_Goal_: Retype all of the data exactly as given.

Dataset entries
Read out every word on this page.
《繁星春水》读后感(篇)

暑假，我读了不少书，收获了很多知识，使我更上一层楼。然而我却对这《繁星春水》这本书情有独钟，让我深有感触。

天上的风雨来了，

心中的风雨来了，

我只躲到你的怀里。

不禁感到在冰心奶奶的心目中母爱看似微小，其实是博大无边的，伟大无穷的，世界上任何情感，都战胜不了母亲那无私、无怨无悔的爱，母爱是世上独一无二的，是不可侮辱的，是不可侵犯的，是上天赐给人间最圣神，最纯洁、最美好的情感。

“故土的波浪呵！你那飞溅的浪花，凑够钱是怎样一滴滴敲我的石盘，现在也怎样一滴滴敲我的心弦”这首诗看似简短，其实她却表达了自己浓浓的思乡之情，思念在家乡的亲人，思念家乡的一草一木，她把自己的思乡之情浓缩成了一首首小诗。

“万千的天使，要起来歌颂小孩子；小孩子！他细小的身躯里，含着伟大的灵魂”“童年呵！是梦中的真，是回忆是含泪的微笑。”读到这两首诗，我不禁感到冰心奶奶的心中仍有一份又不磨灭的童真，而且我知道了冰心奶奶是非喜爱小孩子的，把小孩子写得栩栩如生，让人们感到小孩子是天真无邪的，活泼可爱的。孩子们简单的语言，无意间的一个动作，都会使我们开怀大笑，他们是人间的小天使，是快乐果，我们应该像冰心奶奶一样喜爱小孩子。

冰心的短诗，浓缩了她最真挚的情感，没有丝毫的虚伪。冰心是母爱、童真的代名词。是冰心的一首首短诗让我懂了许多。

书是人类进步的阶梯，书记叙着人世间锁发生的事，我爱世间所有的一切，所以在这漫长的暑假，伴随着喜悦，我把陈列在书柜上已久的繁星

_Expected answer_:
Read out every word on this page.
《繁星春水》读后感(篇)

暑假，我读了不少书，收获了很多知识，使我更上一层楼。然而我却对这《繁星春水》这本书情有独钟，让我深有感触。

天上的风雨来了，

心中的风雨来了，

我只躲到你的怀里。

不禁感到在冰心奶奶的心目中母爱看似微小，其实是博大无边的，伟大无穷的，世界上任何情感，都战胜不了母亲那无私、无怨无悔的爱，母爱是世上独一无二的，是不可侮辱的，是不可侵犯的，是上天赐给人间最圣神，最纯洁、最美好的情感。

“故土的波浪呵！你那飞溅的浪花，凑够钱是怎样一滴滴敲我的石盘，现在也怎样一滴滴敲我的心弦”这首诗看似简短，其实她却表达了自己浓浓的思乡之情，思念在家乡的亲人，思念家乡的一草一木，她把自己的思乡之情浓缩成了一首首小诗。

“万千的天使，要起来歌颂小孩子；小孩子！他细小的身躯里，含着伟大的灵魂”“童年呵！是梦中的真，是回忆是含泪的微笑。”读到这两首诗，我不禁感到冰心奶奶的心中仍有一份又不磨灭的童真，而且我知道了冰心奶奶是非喜爱小孩子的，把小孩子写得栩栩如生，让人们感到小孩子是天真无邪的，活泼可爱的。孩子们简单的语言，无意间的一个动作，都会使我们开怀大笑，他们是人间的小天使，是快乐果，我们应该像冰心奶奶一样喜爱小孩子。

冰心的短诗，浓缩了她最真挚的情感，没有丝毫的虚伪。冰心是母爱、童真的代名词。是冰心的一首首短诗让我懂了许多。

书是人类进步的阶梯，书记叙着人世间锁发生的事，我爱世间所有的一切，所以在这漫长的暑假，伴随着喜悦，我把陈列在书柜上已久的繁星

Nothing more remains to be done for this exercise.